- [WHAT THIS TASK INVOLVES]: Repeat every entry word for word, skipping the pictures.

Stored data
#####
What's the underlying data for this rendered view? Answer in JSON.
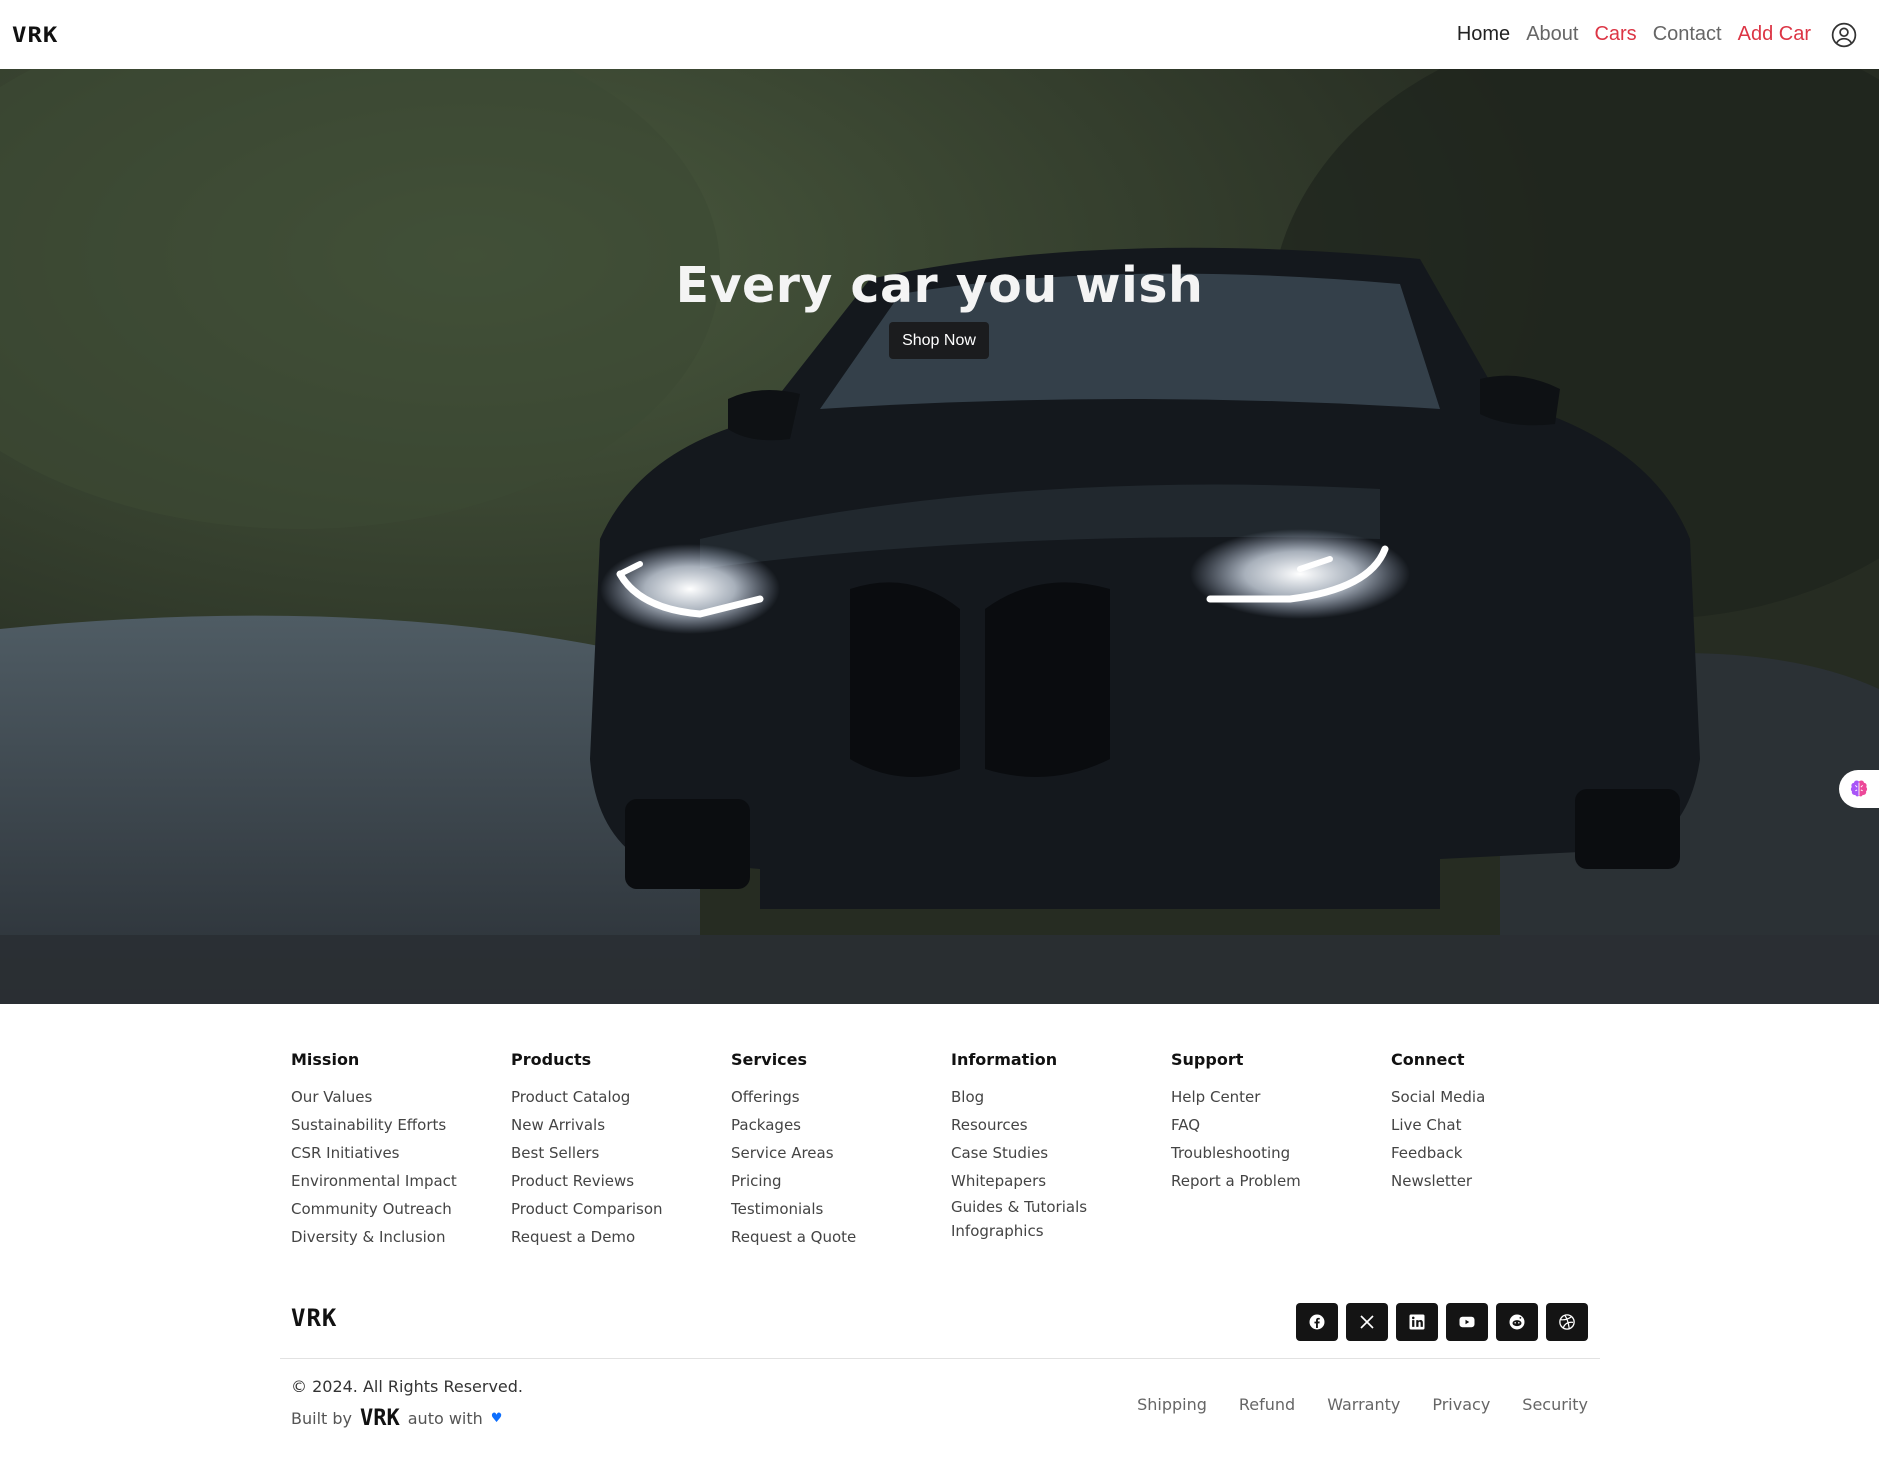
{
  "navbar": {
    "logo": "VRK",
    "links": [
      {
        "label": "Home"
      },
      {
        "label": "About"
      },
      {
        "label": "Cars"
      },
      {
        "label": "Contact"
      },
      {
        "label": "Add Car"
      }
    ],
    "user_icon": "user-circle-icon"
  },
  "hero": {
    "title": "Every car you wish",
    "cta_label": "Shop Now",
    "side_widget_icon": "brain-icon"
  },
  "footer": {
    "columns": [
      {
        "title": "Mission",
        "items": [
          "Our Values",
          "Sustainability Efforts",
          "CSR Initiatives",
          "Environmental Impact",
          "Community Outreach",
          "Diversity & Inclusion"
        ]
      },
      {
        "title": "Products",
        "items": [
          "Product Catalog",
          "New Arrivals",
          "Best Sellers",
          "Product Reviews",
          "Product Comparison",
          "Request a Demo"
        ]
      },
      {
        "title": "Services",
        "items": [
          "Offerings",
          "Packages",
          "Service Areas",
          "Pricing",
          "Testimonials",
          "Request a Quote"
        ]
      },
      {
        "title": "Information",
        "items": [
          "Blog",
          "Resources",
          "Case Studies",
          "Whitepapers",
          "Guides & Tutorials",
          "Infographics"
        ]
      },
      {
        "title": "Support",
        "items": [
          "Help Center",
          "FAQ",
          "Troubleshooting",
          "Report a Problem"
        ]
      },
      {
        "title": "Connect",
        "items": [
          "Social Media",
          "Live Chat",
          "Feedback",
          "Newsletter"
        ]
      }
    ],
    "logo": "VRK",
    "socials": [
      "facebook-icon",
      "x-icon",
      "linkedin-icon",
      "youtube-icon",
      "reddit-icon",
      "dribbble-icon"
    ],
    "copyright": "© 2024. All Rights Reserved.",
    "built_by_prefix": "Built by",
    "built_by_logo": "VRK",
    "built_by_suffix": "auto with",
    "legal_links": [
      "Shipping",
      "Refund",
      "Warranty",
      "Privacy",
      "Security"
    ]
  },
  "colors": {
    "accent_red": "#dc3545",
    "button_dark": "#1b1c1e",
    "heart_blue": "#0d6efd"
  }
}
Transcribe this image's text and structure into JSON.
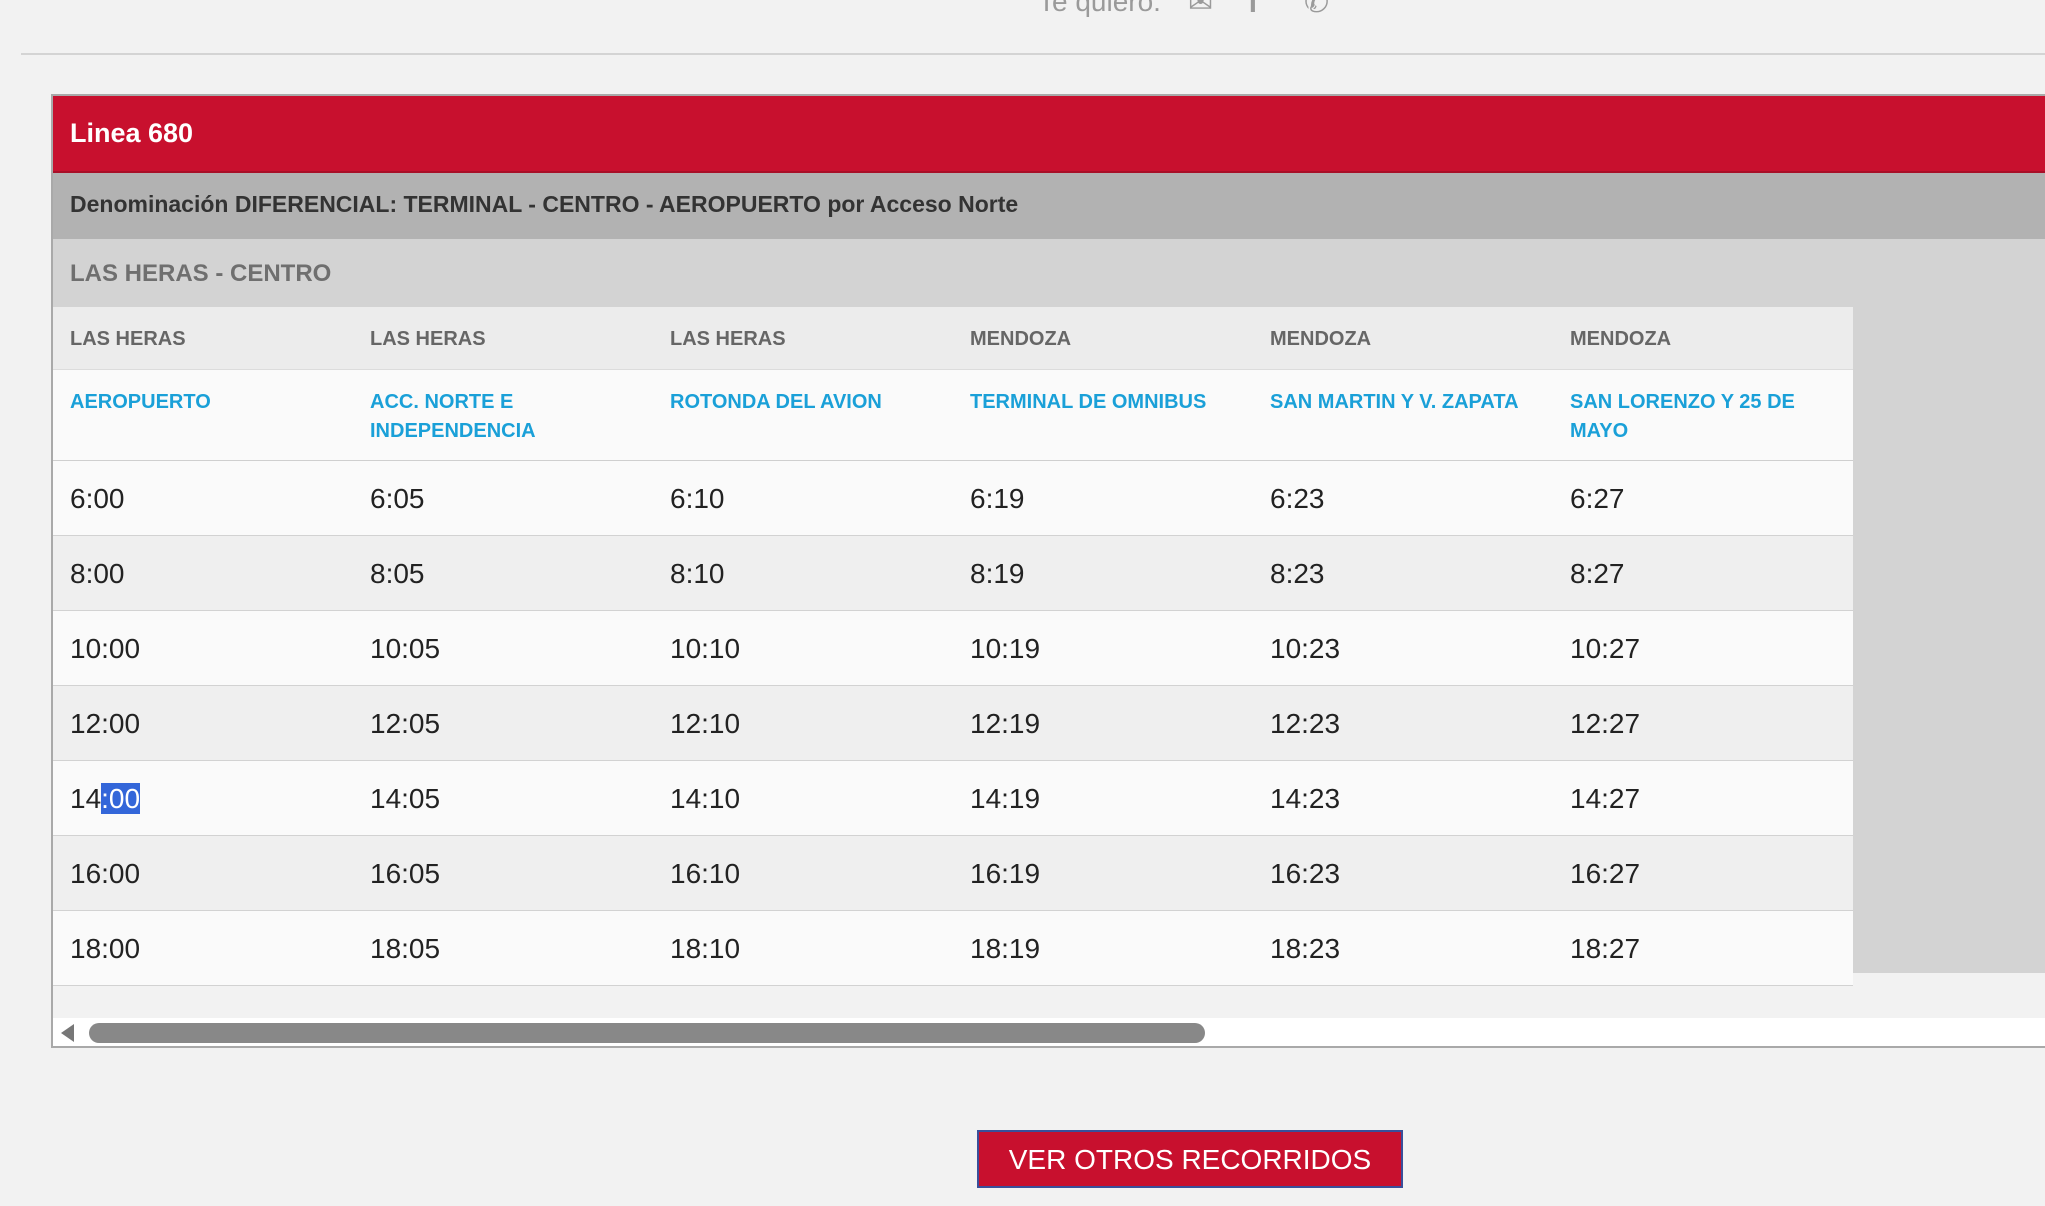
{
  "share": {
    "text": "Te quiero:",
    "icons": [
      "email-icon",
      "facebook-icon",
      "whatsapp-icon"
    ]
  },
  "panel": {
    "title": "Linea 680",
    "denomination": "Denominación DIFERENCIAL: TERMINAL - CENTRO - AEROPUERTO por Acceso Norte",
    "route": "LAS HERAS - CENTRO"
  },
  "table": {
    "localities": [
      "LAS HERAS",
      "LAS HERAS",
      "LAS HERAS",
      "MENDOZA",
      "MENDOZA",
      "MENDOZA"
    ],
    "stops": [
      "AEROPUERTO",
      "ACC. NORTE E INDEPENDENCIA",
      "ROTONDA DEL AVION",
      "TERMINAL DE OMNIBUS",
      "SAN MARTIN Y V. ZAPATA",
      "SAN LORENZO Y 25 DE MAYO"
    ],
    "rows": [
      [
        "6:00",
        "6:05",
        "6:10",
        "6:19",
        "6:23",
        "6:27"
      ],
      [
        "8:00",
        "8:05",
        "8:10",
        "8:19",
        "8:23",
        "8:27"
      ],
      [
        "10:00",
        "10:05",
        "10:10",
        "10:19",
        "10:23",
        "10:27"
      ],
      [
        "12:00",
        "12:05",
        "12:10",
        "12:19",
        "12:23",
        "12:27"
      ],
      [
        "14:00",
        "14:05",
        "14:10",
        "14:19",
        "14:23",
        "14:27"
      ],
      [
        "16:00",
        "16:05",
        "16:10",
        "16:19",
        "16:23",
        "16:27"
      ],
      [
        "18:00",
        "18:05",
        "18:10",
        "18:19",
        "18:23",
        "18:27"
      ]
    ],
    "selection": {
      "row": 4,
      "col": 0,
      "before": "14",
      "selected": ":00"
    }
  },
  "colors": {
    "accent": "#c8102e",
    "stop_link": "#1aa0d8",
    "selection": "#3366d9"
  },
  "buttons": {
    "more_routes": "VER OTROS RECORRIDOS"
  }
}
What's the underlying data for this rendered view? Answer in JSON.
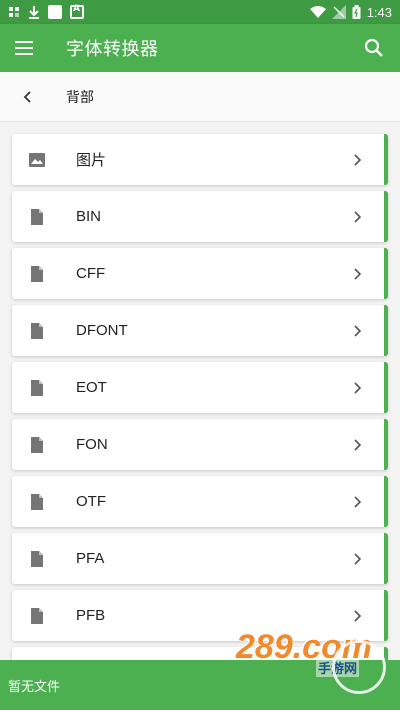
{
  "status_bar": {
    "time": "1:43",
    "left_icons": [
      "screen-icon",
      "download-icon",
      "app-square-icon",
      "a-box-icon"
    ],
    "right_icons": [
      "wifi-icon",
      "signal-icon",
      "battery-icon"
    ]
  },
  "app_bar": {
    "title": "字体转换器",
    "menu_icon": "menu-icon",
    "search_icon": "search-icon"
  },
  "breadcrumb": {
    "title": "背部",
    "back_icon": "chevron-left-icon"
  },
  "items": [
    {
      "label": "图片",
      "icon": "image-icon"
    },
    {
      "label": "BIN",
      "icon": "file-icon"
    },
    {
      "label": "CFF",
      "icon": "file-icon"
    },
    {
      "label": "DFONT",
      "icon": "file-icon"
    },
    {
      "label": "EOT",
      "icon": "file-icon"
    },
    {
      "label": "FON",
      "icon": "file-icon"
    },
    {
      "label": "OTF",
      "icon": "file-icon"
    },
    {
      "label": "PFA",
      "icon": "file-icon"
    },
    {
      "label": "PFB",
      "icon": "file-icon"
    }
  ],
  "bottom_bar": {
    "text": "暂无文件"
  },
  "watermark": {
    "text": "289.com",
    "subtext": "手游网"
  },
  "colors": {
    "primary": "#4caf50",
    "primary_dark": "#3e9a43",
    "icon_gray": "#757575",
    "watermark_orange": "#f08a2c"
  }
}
#####
- [RESULT OF THE EXERCISE]:
What's the underlying data for this rendered view? Answer in JSON.
{
  "navbar": {
    "logo": "VRK",
    "links": [
      {
        "label": "Home"
      },
      {
        "label": "About"
      },
      {
        "label": "Cars"
      },
      {
        "label": "Contact"
      },
      {
        "label": "Add Car"
      }
    ],
    "user_icon": "user-circle-icon"
  },
  "hero": {
    "title": "Every car you wish",
    "cta_label": "Shop Now",
    "side_widget_icon": "brain-icon"
  },
  "footer": {
    "columns": [
      {
        "title": "Mission",
        "items": [
          "Our Values",
          "Sustainability Efforts",
          "CSR Initiatives",
          "Environmental Impact",
          "Community Outreach",
          "Diversity & Inclusion"
        ]
      },
      {
        "title": "Products",
        "items": [
          "Product Catalog",
          "New Arrivals",
          "Best Sellers",
          "Product Reviews",
          "Product Comparison",
          "Request a Demo"
        ]
      },
      {
        "title": "Services",
        "items": [
          "Offerings",
          "Packages",
          "Service Areas",
          "Pricing",
          "Testimonials",
          "Request a Quote"
        ]
      },
      {
        "title": "Information",
        "items": [
          "Blog",
          "Resources",
          "Case Studies",
          "Whitepapers",
          "Guides & Tutorials",
          "Infographics"
        ]
      },
      {
        "title": "Support",
        "items": [
          "Help Center",
          "FAQ",
          "Troubleshooting",
          "Report a Problem"
        ]
      },
      {
        "title": "Connect",
        "items": [
          "Social Media",
          "Live Chat",
          "Feedback",
          "Newsletter"
        ]
      }
    ],
    "logo": "VRK",
    "socials": [
      "facebook-icon",
      "x-icon",
      "linkedin-icon",
      "youtube-icon",
      "reddit-icon",
      "dribbble-icon"
    ],
    "copyright": "© 2024. All Rights Reserved.",
    "built_by_prefix": "Built by",
    "built_by_logo": "VRK",
    "built_by_suffix": "auto with",
    "legal_links": [
      "Shipping",
      "Refund",
      "Warranty",
      "Privacy",
      "Security"
    ]
  },
  "colors": {
    "accent_red": "#dc3545",
    "button_dark": "#1b1c1e",
    "heart_blue": "#0d6efd"
  }
}
Transcribe this image's text and structure into JSON.
{
  "share": {
    "text": "Te quiero:",
    "icons": [
      "email-icon",
      "facebook-icon",
      "whatsapp-icon"
    ]
  },
  "panel": {
    "title": "Linea 680",
    "denomination": "Denominación DIFERENCIAL: TERMINAL - CENTRO - AEROPUERTO por Acceso Norte",
    "route": "LAS HERAS - CENTRO"
  },
  "table": {
    "localities": [
      "LAS HERAS",
      "LAS HERAS",
      "LAS HERAS",
      "MENDOZA",
      "MENDOZA",
      "MENDOZA"
    ],
    "stops": [
      "AEROPUERTO",
      "ACC. NORTE E INDEPENDENCIA",
      "ROTONDA DEL AVION",
      "TERMINAL DE OMNIBUS",
      "SAN MARTIN Y V. ZAPATA",
      "SAN LORENZO Y 25 DE MAYO"
    ],
    "rows": [
      [
        "6:00",
        "6:05",
        "6:10",
        "6:19",
        "6:23",
        "6:27"
      ],
      [
        "8:00",
        "8:05",
        "8:10",
        "8:19",
        "8:23",
        "8:27"
      ],
      [
        "10:00",
        "10:05",
        "10:10",
        "10:19",
        "10:23",
        "10:27"
      ],
      [
        "12:00",
        "12:05",
        "12:10",
        "12:19",
        "12:23",
        "12:27"
      ],
      [
        "14:00",
        "14:05",
        "14:10",
        "14:19",
        "14:23",
        "14:27"
      ],
      [
        "16:00",
        "16:05",
        "16:10",
        "16:19",
        "16:23",
        "16:27"
      ],
      [
        "18:00",
        "18:05",
        "18:10",
        "18:19",
        "18:23",
        "18:27"
      ]
    ],
    "selection": {
      "row": 4,
      "col": 0,
      "before": "14",
      "selected": ":00"
    }
  },
  "colors": {
    "accent": "#c8102e",
    "stop_link": "#1aa0d8",
    "selection": "#3366d9"
  },
  "buttons": {
    "more_routes": "VER OTROS RECORRIDOS"
  }
}
What's the underlying data for this rendered view? Answer in JSON.
{
  "status_bar": {
    "time": "1:43",
    "left_icons": [
      "screen-icon",
      "download-icon",
      "app-square-icon",
      "a-box-icon"
    ],
    "right_icons": [
      "wifi-icon",
      "signal-icon",
      "battery-icon"
    ]
  },
  "app_bar": {
    "title": "字体转换器",
    "menu_icon": "menu-icon",
    "search_icon": "search-icon"
  },
  "breadcrumb": {
    "title": "背部",
    "back_icon": "chevron-left-icon"
  },
  "items": [
    {
      "label": "图片",
      "icon": "image-icon"
    },
    {
      "label": "BIN",
      "icon": "file-icon"
    },
    {
      "label": "CFF",
      "icon": "file-icon"
    },
    {
      "label": "DFONT",
      "icon": "file-icon"
    },
    {
      "label": "EOT",
      "icon": "file-icon"
    },
    {
      "label": "FON",
      "icon": "file-icon"
    },
    {
      "label": "OTF",
      "icon": "file-icon"
    },
    {
      "label": "PFA",
      "icon": "file-icon"
    },
    {
      "label": "PFB",
      "icon": "file-icon"
    }
  ],
  "bottom_bar": {
    "text": "暂无文件"
  },
  "watermark": {
    "text": "289.com",
    "subtext": "手游网"
  },
  "colors": {
    "primary": "#4caf50",
    "primary_dark": "#3e9a43",
    "icon_gray": "#757575",
    "watermark_orange": "#f08a2c"
  }
}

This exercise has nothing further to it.